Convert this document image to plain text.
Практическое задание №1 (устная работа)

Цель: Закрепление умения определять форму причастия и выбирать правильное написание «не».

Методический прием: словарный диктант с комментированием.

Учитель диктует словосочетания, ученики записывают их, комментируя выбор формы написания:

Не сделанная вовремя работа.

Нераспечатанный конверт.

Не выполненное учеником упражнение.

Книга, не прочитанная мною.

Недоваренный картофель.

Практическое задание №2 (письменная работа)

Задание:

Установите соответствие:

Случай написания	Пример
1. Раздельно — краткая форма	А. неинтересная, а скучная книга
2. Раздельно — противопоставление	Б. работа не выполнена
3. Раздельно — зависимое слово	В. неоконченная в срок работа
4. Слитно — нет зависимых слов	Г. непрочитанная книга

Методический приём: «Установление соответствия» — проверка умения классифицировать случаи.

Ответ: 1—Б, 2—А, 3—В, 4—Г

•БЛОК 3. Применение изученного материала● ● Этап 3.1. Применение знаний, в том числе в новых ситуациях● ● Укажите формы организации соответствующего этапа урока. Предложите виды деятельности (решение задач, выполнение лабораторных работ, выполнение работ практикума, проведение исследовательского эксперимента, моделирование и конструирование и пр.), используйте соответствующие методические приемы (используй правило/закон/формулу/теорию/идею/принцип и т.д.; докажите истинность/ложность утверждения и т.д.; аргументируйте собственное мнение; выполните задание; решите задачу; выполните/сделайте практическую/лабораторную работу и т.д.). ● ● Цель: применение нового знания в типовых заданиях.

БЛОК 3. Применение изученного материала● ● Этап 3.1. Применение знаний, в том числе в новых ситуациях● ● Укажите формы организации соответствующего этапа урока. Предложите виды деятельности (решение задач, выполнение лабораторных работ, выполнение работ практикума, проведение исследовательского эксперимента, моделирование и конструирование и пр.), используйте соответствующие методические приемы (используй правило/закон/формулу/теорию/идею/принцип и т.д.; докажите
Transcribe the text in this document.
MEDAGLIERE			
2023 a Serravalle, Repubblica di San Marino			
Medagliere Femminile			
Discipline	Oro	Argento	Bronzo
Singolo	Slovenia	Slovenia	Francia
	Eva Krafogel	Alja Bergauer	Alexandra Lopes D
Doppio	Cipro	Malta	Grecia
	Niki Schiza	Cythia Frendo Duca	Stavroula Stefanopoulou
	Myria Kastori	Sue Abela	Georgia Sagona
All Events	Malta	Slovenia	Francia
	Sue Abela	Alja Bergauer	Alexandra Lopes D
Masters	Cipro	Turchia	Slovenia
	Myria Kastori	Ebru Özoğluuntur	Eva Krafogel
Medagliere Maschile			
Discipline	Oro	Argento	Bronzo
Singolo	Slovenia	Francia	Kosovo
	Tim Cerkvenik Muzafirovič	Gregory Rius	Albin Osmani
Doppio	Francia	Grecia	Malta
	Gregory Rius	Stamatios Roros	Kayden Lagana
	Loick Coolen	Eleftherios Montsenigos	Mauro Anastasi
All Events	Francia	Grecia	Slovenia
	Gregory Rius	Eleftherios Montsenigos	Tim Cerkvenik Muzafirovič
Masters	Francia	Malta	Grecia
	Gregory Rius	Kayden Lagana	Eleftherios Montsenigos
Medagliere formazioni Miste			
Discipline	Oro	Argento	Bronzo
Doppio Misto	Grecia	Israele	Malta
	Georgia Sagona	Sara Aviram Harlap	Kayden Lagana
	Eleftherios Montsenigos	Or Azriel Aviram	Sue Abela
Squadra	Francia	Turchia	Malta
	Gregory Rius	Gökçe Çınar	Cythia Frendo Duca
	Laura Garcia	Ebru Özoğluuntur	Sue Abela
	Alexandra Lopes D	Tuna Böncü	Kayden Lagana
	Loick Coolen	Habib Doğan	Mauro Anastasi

» PROBLEM
Every line of the data above should be copied exactly.

» CORRECT ANSWER
Convert this document image to plain text.
Практическое задание №1 (устная работа)

Цель: Закрепление умения определять форму причастия и выбирать правильное написание «не».

Методический прием: словарный диктант с комментированием.

Учитель диктует словосочетания, ученики записывают их, комментируя выбор формы написания:

Не сделанная вовремя работа.

Нераспечатанный конверт.

Не выполненное учеником упражнение.

Книга, не прочитанная мною.

Недоваренный картофель.

Практическое задание №2 (письменная работа)

Задание:

Установите соответствие:

Случай написания	Пример
1. Раздельно — краткая форма	А. неинтересная, а скучная книга
2. Раздельно — противопоставление	Б. работа не выполнена
3. Раздельно — зависимое слово	В. неоконченная в срок работа
4. Слитно — нет зависимых слов	Г. непрочитанная книга

Методический приём: «Установление соответствия» — проверка умения классифицировать случаи.

Ответ: 1—Б, 2—А, 3—В, 4—Г

•БЛОК 3. Применение изученного материала● ● Этап 3.1. Применение знаний, в том числе в новых ситуациях● ● Укажите формы организации соответствующего этапа урока. Предложите виды деятельности (решение задач, выполнение лабораторных работ, выполнение работ практикума, проведение исследовательского эксперимента, моделирование и конструирование и пр.), используйте соответствующие методические приемы (используй правило/закон/формулу/теорию/идею/принцип и т.д.; докажите истинность/ложность утверждения и т.д.; аргументируйте собственное мнение; выполните задание; решите задачу; выполните/сделайте практическую/лабораторную работу и т.д.). ● ● Цель: применение нового знания в типовых заданиях.

БЛОК 3. Применение изученного материала● ● Этап 3.1. Применение знаний, в том числе в новых ситуациях● ● Укажите формы организации соответствующего этапа урока. Предложите виды деятельности (решение задач, выполнение лабораторных работ, выполнение работ практикума, проведение исследовательского эксперимента, моделирование и конструирование и пр.), используйте соответствующие методические приемы (используй правило/закон/формулу/теорию/идею/принцип и т.д.; докажите
Transcribe the text in this document.
MEDAGLIERE			
2023 a Serravalle, Repubblica di San Marino			
Medagliere Femminile			
Discipline	Oro	Argento	Bronzo
Singolo	Slovenia	Slovenia	Francia
	Eva Krafogel	Alja Bergauer	Alexandra Lopes D
Doppio	Cipro	Malta	Grecia
	Niki Schiza	Cythia Frendo Duca	Stavroula Stefanopoulou
	Myria Kastori	Sue Abela	Georgia Sagona
All Events	Malta	Slovenia	Francia
	Sue Abela	Alja Bergauer	Alexandra Lopes D
Masters	Cipro	Turchia	Slovenia
	Myria Kastori	Ebru Özoğluuntur	Eva Krafogel
Medagliere Maschile			
Discipline	Oro	Argento	Bronzo
Singolo	Slovenia	Francia	Kosovo
	Tim Cerkvenik Muzafirovič	Gregory Rius	Albin Osmani
Doppio	Francia	Grecia	Malta
	Gregory Rius	Stamatios Roros	Kayden Lagana
	Loick Coolen	Eleftherios Montsenigos	Mauro Anastasi
All Events	Francia	Grecia	Slovenia
	Gregory Rius	Eleftherios Montsenigos	Tim Cerkvenik Muzafirovič
Masters	Francia	Malta	Grecia
	Gregory Rius	Kayden Lagana	Eleftherios Montsenigos
Medagliere formazioni Miste			
Discipline	Oro	Argento	Bronzo
Doppio Misto	Grecia	Israele	Malta
	Georgia Sagona	Sara Aviram Harlap	Kayden Lagana
	Eleftherios Montsenigos	Or Azriel Aviram	Sue Abela
Squadra	Francia	Turchia	Malta
	Gregory Rius	Gökçe Çınar	Cythia Frendo Duca
	Laura Garcia	Ebru Özoğluuntur	Sue Abela
	Alexandra Lopes D	Tuna Böncü	Kayden Lagana
	Loick Coolen	Habib Doğan	Mauro Anastasi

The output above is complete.